--- EXERCISE DIRECTIONS ---
Which lines hold the word "type"? Copy each of them from the material.

--- GIVEN RECORDS ---
(begin)
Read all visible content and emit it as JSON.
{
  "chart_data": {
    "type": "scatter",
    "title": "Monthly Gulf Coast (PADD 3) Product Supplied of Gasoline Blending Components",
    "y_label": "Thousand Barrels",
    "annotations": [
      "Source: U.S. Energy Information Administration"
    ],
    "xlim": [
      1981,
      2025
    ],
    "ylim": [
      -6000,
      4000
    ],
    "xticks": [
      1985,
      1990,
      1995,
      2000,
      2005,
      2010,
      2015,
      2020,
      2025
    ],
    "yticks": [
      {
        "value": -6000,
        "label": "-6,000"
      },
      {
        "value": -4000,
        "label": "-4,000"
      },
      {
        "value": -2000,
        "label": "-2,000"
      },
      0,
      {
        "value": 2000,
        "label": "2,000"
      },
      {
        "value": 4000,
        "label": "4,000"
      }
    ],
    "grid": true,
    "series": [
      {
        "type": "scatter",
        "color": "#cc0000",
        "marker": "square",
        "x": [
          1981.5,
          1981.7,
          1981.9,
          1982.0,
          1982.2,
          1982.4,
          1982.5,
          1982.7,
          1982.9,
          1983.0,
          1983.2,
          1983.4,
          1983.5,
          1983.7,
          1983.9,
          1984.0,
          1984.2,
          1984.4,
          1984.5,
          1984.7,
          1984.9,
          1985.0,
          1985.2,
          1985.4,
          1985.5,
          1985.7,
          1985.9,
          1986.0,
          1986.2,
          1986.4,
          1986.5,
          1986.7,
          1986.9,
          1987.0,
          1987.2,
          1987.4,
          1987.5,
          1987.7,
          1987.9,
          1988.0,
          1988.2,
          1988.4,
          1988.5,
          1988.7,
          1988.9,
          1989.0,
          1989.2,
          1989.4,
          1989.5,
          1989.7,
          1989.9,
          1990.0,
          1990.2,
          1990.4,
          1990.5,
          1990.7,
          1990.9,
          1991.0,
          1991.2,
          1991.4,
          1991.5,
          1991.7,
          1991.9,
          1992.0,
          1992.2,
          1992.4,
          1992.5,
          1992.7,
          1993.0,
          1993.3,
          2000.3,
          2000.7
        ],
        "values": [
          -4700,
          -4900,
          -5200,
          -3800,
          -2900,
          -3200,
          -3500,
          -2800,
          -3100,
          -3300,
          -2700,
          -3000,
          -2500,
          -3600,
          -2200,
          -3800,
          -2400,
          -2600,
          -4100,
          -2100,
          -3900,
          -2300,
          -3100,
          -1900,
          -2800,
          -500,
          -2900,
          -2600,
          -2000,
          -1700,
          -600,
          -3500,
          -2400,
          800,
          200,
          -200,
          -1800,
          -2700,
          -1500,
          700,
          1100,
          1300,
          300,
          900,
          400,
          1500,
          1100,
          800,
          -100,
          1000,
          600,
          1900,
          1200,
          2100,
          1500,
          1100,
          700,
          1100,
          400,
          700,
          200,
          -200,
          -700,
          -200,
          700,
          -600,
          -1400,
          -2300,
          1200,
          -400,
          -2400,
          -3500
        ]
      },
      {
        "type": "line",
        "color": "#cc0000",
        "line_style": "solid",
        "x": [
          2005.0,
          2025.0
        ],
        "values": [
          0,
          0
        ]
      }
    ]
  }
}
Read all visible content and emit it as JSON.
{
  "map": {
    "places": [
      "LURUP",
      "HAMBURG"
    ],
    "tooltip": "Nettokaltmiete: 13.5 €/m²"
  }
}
(end)
--- EXPECTED OUTPUT ---
    "type": "scatter",
        "type": "scatter",
        "type": "line",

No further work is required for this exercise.